Description of the task
Copy out every line exactly, passing over the pictures.

[START OF Material for this exercise]

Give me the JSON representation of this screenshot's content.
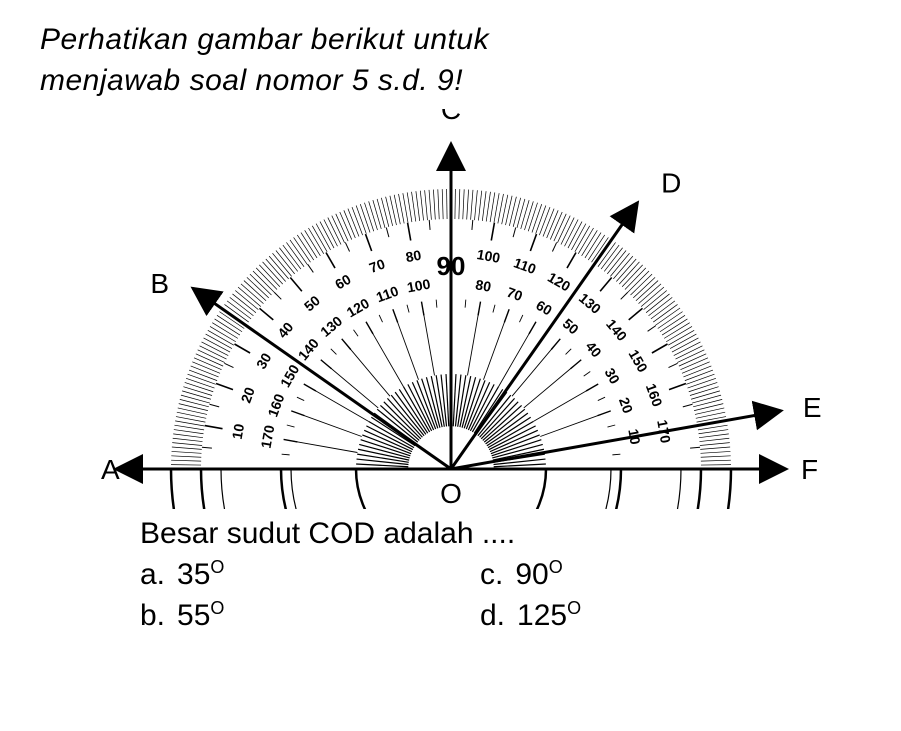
{
  "intro_line1": "Perhatikan gambar berikut untuk",
  "intro_line2": "menjawab soal nomor 5 s.d. 9!",
  "question": "Besar sudut COD adalah ....",
  "options": {
    "a": {
      "letter": "a.",
      "value": "35",
      "unit": "O"
    },
    "b": {
      "letter": "b.",
      "value": "55",
      "unit": "O"
    },
    "c": {
      "letter": "c.",
      "value": "90",
      "unit": "O"
    },
    "d": {
      "letter": "d.",
      "value": "125",
      "unit": "O"
    }
  },
  "labels": {
    "A": "A",
    "B": "B",
    "C": "C",
    "D": "D",
    "E": "E",
    "F": "F",
    "O": "O"
  },
  "protractor": {
    "type": "diagram",
    "outer_scale": [
      "10",
      "20",
      "30",
      "40",
      "50",
      "60",
      "70",
      "80",
      "90",
      "100",
      "110",
      "120",
      "130",
      "140",
      "150",
      "160",
      "170"
    ],
    "inner_scale": [
      "170",
      "160",
      "150",
      "140",
      "130",
      "120",
      "110",
      "100",
      "90",
      "80",
      "70",
      "60",
      "50",
      "40",
      "30",
      "20",
      "10"
    ],
    "center_label": "90",
    "ray_angles_deg": {
      "A": 180,
      "B": 145,
      "C": 90,
      "D": 55,
      "E": 10,
      "F": 0
    },
    "colors": {
      "background": "#ffffff",
      "stroke": "#000000",
      "hatch": "#000000",
      "text": "#000000"
    },
    "stroke_width": 2.5,
    "font_size_labels": 28,
    "font_size_ticks": 14
  }
}
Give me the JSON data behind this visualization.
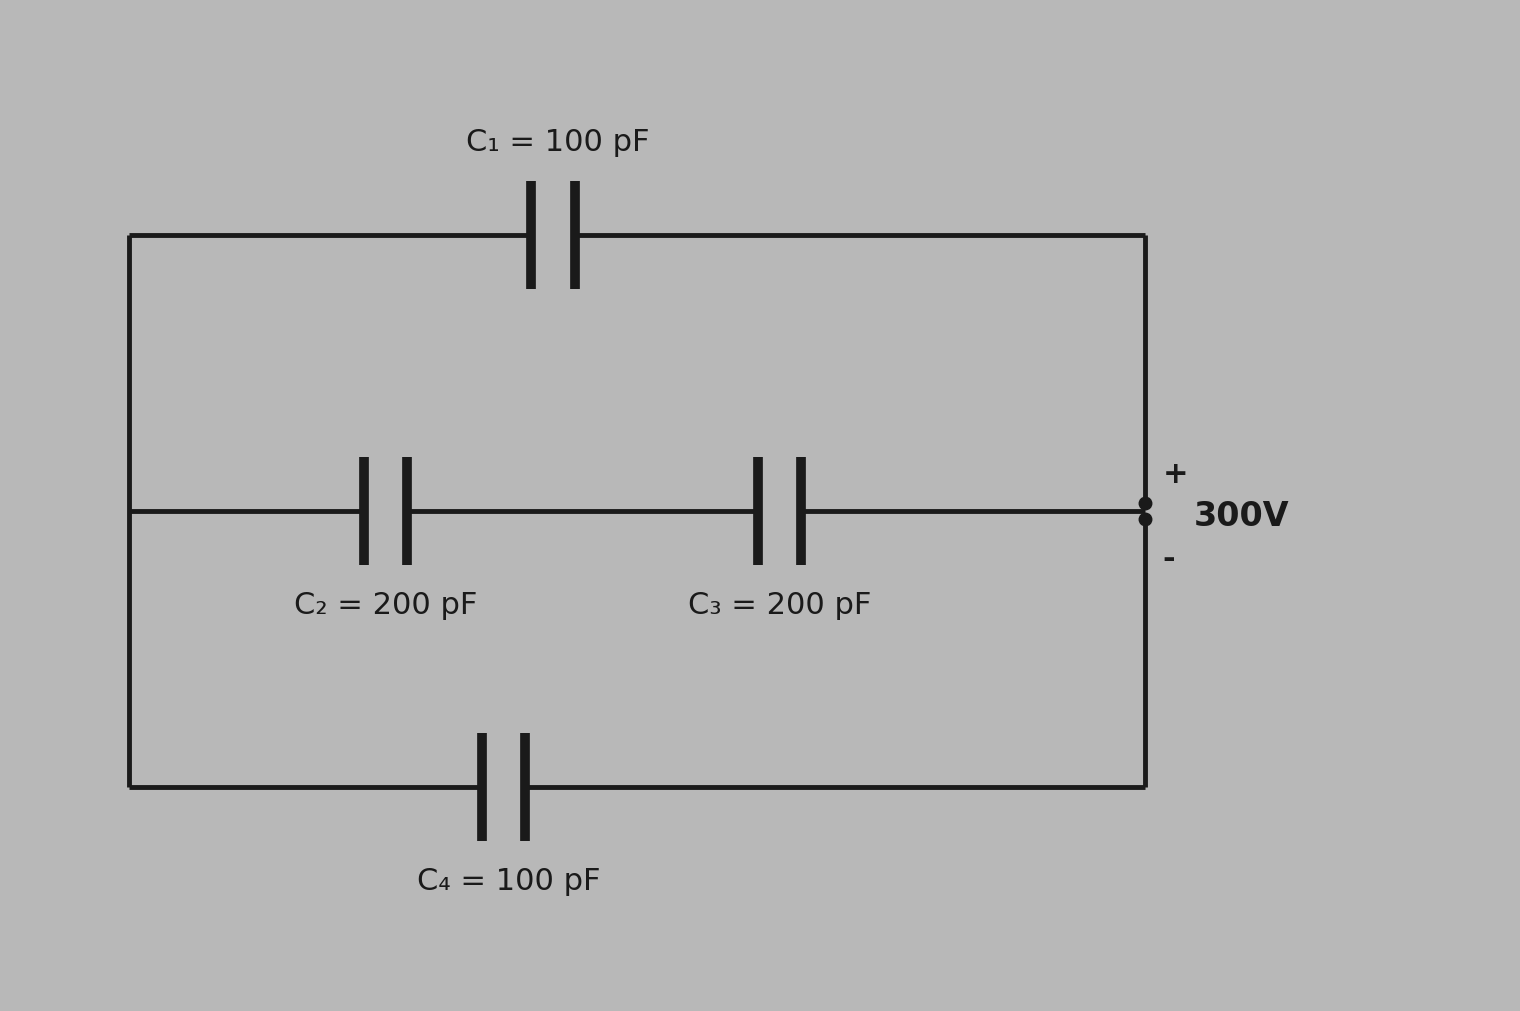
{
  "bg_color": "#b8b8b8",
  "line_color": "#1a1a1a",
  "line_width": 3.5,
  "fig_width": 15.2,
  "fig_height": 10.12,
  "capacitors": {
    "C1": {
      "label": "C₁ = 100 pF"
    },
    "C2": {
      "label": "C₂ = 200 pF"
    },
    "C3": {
      "label": "C₃ = 200 pF"
    },
    "C4": {
      "label": "C₄ = 100 pF"
    }
  },
  "supply_label": "300V",
  "supply_plus": "+",
  "supply_minus": "-",
  "font_size": 20,
  "label_font_size": 22
}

[END OF Material for this exercise]

Solution to this problem
Give me the JSON representation of this screenshot's content.
{
  "intro_line1": "Perhatikan gambar berikut untuk",
  "intro_line2": "menjawab soal nomor 5 s.d. 9!",
  "question": "Besar sudut COD adalah ....",
  "options": {
    "a": {
      "letter": "a.",
      "value": "35",
      "unit": "O"
    },
    "b": {
      "letter": "b.",
      "value": "55",
      "unit": "O"
    },
    "c": {
      "letter": "c.",
      "value": "90",
      "unit": "O"
    },
    "d": {
      "letter": "d.",
      "value": "125",
      "unit": "O"
    }
  },
  "labels": {
    "A": "A",
    "B": "B",
    "C": "C",
    "D": "D",
    "E": "E",
    "F": "F",
    "O": "O"
  },
  "protractor": {
    "type": "diagram",
    "outer_scale": [
      "10",
      "20",
      "30",
      "40",
      "50",
      "60",
      "70",
      "80",
      "90",
      "100",
      "110",
      "120",
      "130",
      "140",
      "150",
      "160",
      "170"
    ],
    "inner_scale": [
      "170",
      "160",
      "150",
      "140",
      "130",
      "120",
      "110",
      "100",
      "90",
      "80",
      "70",
      "60",
      "50",
      "40",
      "30",
      "20",
      "10"
    ],
    "center_label": "90",
    "ray_angles_deg": {
      "A": 180,
      "B": 145,
      "C": 90,
      "D": 55,
      "E": 10,
      "F": 0
    },
    "colors": {
      "background": "#ffffff",
      "stroke": "#000000",
      "hatch": "#000000",
      "text": "#000000"
    },
    "stroke_width": 2.5,
    "font_size_labels": 28,
    "font_size_ticks": 14
  }
}
Give me the JSON data behind this visualization.
{
  "bg_color": "#b8b8b8",
  "line_color": "#1a1a1a",
  "line_width": 3.5,
  "fig_width": 15.2,
  "fig_height": 10.12,
  "capacitors": {
    "C1": {
      "label": "C₁ = 100 pF"
    },
    "C2": {
      "label": "C₂ = 200 pF"
    },
    "C3": {
      "label": "C₃ = 200 pF"
    },
    "C4": {
      "label": "C₄ = 100 pF"
    }
  },
  "supply_label": "300V",
  "supply_plus": "+",
  "supply_minus": "-",
  "font_size": 20,
  "label_font_size": 22
}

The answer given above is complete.